:: Annotated element listings ::
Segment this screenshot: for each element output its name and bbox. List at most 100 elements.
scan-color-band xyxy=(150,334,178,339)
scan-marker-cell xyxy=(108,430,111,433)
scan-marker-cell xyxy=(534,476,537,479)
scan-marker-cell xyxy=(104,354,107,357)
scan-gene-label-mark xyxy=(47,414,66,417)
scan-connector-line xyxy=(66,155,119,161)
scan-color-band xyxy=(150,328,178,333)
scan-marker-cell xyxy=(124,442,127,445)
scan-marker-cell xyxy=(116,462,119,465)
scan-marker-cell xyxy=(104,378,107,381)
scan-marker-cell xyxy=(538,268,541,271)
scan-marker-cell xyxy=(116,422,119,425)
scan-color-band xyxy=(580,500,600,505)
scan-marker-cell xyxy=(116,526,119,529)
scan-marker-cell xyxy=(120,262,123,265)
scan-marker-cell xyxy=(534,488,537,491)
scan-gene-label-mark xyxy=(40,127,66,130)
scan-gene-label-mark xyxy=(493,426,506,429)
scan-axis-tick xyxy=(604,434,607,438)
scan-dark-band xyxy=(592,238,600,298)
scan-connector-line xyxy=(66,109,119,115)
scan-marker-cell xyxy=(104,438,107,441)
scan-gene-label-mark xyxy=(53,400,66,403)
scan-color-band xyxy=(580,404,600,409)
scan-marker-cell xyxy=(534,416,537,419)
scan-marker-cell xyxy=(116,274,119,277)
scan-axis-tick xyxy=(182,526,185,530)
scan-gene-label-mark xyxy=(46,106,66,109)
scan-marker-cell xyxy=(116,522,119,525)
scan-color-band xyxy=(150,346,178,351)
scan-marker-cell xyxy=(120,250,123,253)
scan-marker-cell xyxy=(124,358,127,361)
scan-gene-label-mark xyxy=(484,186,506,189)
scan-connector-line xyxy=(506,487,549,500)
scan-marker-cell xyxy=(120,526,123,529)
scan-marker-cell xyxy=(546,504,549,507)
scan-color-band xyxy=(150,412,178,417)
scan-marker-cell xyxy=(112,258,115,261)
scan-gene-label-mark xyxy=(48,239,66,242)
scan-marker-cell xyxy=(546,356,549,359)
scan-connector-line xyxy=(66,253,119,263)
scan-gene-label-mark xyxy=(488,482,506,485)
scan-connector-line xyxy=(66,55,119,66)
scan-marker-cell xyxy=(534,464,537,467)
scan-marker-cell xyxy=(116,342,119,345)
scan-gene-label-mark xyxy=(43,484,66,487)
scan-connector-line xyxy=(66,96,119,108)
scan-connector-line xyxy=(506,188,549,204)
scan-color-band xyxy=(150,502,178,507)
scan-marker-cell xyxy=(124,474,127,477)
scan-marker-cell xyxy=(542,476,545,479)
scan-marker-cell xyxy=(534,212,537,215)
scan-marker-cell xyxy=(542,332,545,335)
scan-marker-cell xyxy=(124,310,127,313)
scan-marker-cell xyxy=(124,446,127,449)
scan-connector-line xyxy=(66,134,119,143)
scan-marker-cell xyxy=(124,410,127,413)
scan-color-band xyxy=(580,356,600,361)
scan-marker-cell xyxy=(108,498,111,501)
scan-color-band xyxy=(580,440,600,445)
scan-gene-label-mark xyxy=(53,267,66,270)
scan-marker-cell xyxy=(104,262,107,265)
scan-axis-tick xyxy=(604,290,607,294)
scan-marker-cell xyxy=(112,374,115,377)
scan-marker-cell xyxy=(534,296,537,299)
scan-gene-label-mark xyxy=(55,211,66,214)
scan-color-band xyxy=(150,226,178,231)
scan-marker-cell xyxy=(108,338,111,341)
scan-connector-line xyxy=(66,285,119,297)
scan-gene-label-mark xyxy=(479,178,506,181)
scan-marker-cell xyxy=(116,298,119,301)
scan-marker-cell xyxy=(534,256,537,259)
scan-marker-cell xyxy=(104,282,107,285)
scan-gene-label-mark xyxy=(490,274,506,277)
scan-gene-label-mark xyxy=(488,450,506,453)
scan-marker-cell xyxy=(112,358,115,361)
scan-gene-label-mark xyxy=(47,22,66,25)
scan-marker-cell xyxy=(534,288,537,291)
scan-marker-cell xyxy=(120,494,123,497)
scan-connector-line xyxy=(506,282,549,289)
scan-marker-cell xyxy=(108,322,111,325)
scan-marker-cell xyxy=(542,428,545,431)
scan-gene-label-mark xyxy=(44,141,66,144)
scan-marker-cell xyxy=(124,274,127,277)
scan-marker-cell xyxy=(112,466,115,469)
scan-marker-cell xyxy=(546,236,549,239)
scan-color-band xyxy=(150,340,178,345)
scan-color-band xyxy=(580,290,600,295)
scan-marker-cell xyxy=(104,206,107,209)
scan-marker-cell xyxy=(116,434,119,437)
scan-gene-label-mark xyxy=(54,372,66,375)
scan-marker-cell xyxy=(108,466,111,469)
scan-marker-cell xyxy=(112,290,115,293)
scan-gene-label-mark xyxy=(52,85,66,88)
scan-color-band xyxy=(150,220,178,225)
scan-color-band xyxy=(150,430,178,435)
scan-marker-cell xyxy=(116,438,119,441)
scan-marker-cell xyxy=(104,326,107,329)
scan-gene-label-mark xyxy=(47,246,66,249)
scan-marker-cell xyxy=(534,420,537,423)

:: WRITTEN TASK ::
Convert every line of the material above into a Markdown table with two columns, Row and Record line, numbering the rows and leaving out any blank lines.

:: THE REPLY ::
| Row | Record line |
|---|---|
| 1 | Segment this screenshot: for each element output its name and bbox. List at most 100 elements. |
| 2 | scan-color-band xyxy=(150,334,178,339) |
| 3 | scan-marker-cell xyxy=(108,430,111,433) |
| 4 | scan-marker-cell xyxy=(534,476,537,479) |
| 5 | scan-marker-cell xyxy=(104,354,107,357) |
| 6 | scan-gene-label-mark xyxy=(47,414,66,417) |
| 7 | scan-connector-line xyxy=(66,155,119,161) |
| 8 | scan-color-band xyxy=(150,328,178,333) |
| 9 | scan-marker-cell xyxy=(124,442,127,445) |
| 10 | scan-marker-cell xyxy=(116,462,119,465) |
| 11 | scan-marker-cell xyxy=(104,378,107,381) |
| 12 | scan-marker-cell xyxy=(538,268,541,271) |
| 13 | scan-marker-cell xyxy=(116,422,119,425) |
| 14 | scan-color-band xyxy=(580,500,600,505) |
| 15 | scan-marker-cell xyxy=(116,526,119,529) |
| 16 | scan-marker-cell xyxy=(120,262,123,265) |
| 17 | scan-marker-cell xyxy=(534,488,537,491) |
| 18 | scan-gene-label-mark xyxy=(40,127,66,130) |
| 19 | scan-gene-label-mark xyxy=(493,426,506,429) |
| 20 | scan-axis-tick xyxy=(604,434,607,438) |
| 21 | scan-dark-band xyxy=(592,238,600,298) |
| 22 | scan-connector-line xyxy=(66,109,119,115) |
| 23 | scan-marker-cell xyxy=(104,438,107,441) |
| 24 | scan-gene-label-mark xyxy=(53,400,66,403) |
| 25 | scan-color-band xyxy=(580,404,600,409) |
| 26 | scan-marker-cell xyxy=(534,416,537,419) |
| 27 | scan-marker-cell xyxy=(116,274,119,277) |
| 28 | scan-axis-tick xyxy=(182,526,185,530) |
| 29 | scan-gene-label-mark xyxy=(46,106,66,109) |
| 30 | scan-marker-cell xyxy=(116,522,119,525) |
| 31 | scan-color-band xyxy=(150,346,178,351) |
| 32 | scan-marker-cell xyxy=(120,250,123,253) |
| 33 | scan-marker-cell xyxy=(124,358,127,361) |
| 34 | scan-gene-label-mark xyxy=(484,186,506,189) |
| 35 | scan-connector-line xyxy=(506,487,549,500) |
| 36 | scan-marker-cell xyxy=(120,526,123,529) |
| 37 | scan-marker-cell xyxy=(546,504,549,507) |
| 38 | scan-color-band xyxy=(150,412,178,417) |
| 39 | scan-marker-cell xyxy=(112,258,115,261) |
| 40 | scan-gene-label-mark xyxy=(48,239,66,242) |
| 41 | scan-marker-cell xyxy=(546,356,549,359) |
| 42 | scan-connector-line xyxy=(66,253,119,263) |
| 43 | scan-gene-label-mark xyxy=(488,482,506,485) |
| 44 | scan-connector-line xyxy=(66,55,119,66) |
| 45 | scan-marker-cell xyxy=(534,464,537,467) |
| 46 | scan-marker-cell xyxy=(116,342,119,345) |
| 47 | scan-gene-label-mark xyxy=(43,484,66,487) |
| 48 | scan-connector-line xyxy=(66,96,119,108) |
| 49 | scan-connector-line xyxy=(506,188,549,204) |
| 50 | scan-color-band xyxy=(150,502,178,507) |
| 51 | scan-marker-cell xyxy=(124,474,127,477) |
| 52 | scan-marker-cell xyxy=(542,476,545,479) |
| 53 | scan-marker-cell xyxy=(534,212,537,215) |
| 54 | scan-marker-cell xyxy=(542,332,545,335) |
| 55 | scan-marker-cell xyxy=(124,310,127,313) |
| 56 | scan-marker-cell xyxy=(124,446,127,449) |
| 57 | scan-connector-line xyxy=(66,134,119,143) |
| 58 | scan-marker-cell xyxy=(124,410,127,413) |
| 59 | scan-color-band xyxy=(580,356,600,361) |
| 60 | scan-marker-cell xyxy=(108,498,111,501) |
| 61 | scan-color-band xyxy=(580,440,600,445) |
| 62 | scan-gene-label-mark xyxy=(53,267,66,270) |
| 63 | scan-marker-cell xyxy=(104,262,107,265) |
| 64 | scan-axis-tick xyxy=(604,290,607,294) |
| 65 | scan-marker-cell xyxy=(112,374,115,377) |
| 66 | scan-marker-cell xyxy=(534,296,537,299) |
| 67 | scan-gene-label-mark xyxy=(55,211,66,214) |
| 68 | scan-color-band xyxy=(150,226,178,231) |
| 69 | scan-marker-cell xyxy=(108,338,111,341) |
| 70 | scan-connector-line xyxy=(66,285,119,297) |
| 71 | scan-gene-label-mark xyxy=(479,178,506,181) |
| 72 | scan-marker-cell xyxy=(116,298,119,301) |
| 73 | scan-marker-cell xyxy=(534,256,537,259) |
| 74 | scan-marker-cell xyxy=(104,282,107,285) |
| 75 | scan-gene-label-mark xyxy=(490,274,506,277) |
| 76 | scan-gene-label-mark xyxy=(488,450,506,453) |
| 77 | scan-marker-cell xyxy=(112,358,115,361) |
| 78 | scan-gene-label-mark xyxy=(47,22,66,25) |
| 79 | scan-marker-cell xyxy=(534,288,537,291) |
| 80 | scan-marker-cell xyxy=(120,494,123,497) |
| 81 | scan-connector-line xyxy=(506,282,549,289) |
| 82 | scan-marker-cell xyxy=(108,322,111,325) |
| 83 | scan-marker-cell xyxy=(542,428,545,431) |
| 84 | scan-gene-label-mark xyxy=(44,141,66,144) |
| 85 | scan-marker-cell xyxy=(124,274,127,277) |
| 86 | scan-marker-cell xyxy=(112,466,115,469) |
| 87 | scan-marker-cell xyxy=(546,236,549,239) |
| 88 | scan-color-band xyxy=(150,340,178,345) |
| 89 | scan-color-band xyxy=(580,290,600,295) |
| 90 | scan-marker-cell xyxy=(104,206,107,209) |
| 91 | scan-marker-cell xyxy=(116,434,119,437) |
| 92 | scan-gene-label-mark xyxy=(54,372,66,375) |
| 93 | scan-marker-cell xyxy=(108,466,111,469) |
| 94 | scan-marker-cell xyxy=(112,290,115,293) |
| 95 | scan-gene-label-mark xyxy=(52,85,66,88) |
| 96 | scan-color-band xyxy=(150,220,178,225) |
| 97 | scan-color-band xyxy=(150,430,178,435) |
| 98 | scan-marker-cell xyxy=(116,438,119,441) |
| 99 | scan-marker-cell xyxy=(104,326,107,329) |
| 100 | scan-gene-label-mark xyxy=(47,246,66,249) |
| 101 | scan-marker-cell xyxy=(534,420,537,423) |